— start of Rows —
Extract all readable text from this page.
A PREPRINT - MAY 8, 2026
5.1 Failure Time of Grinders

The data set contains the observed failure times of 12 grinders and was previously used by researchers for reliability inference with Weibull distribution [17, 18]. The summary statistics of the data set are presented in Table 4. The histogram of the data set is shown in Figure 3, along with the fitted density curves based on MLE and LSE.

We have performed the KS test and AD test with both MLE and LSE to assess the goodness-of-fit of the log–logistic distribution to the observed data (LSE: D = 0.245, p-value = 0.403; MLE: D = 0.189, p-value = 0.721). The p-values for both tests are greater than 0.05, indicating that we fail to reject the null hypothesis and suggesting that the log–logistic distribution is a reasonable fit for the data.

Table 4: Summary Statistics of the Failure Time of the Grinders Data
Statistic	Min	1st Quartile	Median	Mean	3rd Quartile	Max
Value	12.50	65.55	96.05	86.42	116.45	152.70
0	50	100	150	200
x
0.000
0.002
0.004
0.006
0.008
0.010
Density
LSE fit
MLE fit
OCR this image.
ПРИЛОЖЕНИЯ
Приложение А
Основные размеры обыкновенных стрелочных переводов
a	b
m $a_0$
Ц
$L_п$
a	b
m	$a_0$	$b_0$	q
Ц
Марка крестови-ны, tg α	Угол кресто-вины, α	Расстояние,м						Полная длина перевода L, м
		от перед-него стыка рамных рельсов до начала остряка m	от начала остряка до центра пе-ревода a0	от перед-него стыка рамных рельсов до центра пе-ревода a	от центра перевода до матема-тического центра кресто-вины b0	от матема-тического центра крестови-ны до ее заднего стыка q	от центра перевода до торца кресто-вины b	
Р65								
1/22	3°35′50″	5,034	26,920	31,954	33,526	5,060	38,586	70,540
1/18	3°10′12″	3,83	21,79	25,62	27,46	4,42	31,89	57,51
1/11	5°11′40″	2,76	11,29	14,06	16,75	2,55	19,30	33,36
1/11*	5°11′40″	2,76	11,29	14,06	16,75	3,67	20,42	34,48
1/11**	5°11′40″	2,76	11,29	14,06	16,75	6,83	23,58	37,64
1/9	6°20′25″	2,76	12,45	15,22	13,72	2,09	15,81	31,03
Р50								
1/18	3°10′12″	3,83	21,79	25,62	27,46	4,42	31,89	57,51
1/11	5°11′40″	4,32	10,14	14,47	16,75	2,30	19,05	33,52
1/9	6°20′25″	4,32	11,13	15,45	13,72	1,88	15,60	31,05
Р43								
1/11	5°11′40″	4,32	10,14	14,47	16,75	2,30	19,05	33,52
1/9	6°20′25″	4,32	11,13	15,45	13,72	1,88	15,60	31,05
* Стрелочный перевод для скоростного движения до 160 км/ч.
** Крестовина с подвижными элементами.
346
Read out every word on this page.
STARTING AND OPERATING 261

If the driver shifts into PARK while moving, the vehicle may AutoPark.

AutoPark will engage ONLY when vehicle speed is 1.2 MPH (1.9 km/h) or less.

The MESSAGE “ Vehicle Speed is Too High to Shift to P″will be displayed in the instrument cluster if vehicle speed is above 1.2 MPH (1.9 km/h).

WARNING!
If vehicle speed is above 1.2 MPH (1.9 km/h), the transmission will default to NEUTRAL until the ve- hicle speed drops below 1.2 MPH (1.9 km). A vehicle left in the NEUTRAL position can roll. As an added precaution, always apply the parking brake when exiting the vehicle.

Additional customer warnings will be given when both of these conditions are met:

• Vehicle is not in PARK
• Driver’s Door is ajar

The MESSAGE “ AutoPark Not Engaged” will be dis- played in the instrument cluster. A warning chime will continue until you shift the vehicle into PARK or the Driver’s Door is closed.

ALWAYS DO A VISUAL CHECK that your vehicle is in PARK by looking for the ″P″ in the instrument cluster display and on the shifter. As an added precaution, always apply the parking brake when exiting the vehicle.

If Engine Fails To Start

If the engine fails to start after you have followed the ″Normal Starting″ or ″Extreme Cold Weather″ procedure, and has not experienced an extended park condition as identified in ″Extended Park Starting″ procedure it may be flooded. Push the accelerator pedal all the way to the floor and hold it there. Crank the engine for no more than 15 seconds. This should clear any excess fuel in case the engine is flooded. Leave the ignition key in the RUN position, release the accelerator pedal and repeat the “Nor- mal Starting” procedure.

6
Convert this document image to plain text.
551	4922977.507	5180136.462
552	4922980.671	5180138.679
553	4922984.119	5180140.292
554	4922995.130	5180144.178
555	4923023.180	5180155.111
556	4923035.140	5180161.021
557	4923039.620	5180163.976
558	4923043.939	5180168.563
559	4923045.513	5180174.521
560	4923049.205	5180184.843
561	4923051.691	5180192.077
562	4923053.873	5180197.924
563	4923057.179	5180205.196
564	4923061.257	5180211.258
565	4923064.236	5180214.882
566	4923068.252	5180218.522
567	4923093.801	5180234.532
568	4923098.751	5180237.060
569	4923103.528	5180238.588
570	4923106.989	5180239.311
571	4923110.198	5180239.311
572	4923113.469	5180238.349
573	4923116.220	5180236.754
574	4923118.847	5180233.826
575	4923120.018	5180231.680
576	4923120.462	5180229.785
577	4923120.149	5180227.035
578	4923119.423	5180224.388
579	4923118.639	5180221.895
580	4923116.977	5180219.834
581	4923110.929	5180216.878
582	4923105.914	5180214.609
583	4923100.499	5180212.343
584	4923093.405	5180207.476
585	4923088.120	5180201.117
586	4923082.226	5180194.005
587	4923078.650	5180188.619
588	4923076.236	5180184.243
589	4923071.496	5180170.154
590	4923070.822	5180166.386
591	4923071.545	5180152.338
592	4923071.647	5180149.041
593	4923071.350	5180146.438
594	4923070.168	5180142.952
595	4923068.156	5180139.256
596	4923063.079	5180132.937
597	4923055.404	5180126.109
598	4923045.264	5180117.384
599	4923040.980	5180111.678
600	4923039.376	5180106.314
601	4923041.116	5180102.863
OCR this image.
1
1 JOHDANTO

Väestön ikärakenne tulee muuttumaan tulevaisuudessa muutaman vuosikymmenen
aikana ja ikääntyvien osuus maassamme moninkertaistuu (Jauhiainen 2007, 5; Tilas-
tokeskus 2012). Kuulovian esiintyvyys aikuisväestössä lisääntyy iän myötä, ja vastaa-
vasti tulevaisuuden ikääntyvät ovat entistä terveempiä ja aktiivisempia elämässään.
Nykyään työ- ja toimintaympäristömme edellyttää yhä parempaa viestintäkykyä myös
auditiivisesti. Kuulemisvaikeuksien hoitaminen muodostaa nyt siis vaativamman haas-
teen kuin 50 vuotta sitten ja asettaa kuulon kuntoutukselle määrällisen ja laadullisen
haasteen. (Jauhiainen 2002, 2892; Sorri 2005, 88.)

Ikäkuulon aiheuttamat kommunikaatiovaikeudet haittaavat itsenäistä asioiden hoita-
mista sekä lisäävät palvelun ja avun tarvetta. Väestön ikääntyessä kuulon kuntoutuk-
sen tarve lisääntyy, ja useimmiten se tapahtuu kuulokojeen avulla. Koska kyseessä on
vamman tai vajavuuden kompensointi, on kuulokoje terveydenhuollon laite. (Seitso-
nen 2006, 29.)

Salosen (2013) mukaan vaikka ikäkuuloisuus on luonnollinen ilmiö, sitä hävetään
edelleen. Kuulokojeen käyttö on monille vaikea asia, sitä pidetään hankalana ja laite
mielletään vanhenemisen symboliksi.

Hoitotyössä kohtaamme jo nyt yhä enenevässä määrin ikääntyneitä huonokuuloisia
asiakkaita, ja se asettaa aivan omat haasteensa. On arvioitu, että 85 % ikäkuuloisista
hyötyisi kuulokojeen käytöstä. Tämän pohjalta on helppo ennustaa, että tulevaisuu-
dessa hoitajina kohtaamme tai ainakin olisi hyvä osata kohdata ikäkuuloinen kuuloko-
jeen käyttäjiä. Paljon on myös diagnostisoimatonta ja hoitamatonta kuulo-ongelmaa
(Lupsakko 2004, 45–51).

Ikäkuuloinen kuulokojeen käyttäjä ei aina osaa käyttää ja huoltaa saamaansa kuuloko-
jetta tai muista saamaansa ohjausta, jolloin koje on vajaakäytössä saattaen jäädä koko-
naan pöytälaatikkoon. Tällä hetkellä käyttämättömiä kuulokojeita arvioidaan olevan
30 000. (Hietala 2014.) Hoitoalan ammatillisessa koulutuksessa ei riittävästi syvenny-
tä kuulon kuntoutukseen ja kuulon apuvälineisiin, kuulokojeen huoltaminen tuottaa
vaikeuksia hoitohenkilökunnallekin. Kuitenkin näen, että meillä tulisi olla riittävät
— end of Rows —
=== What the task asks ===
Of the lines above, how many contain the word "that"? Provide the number and nothing else.

=== Final result ===
2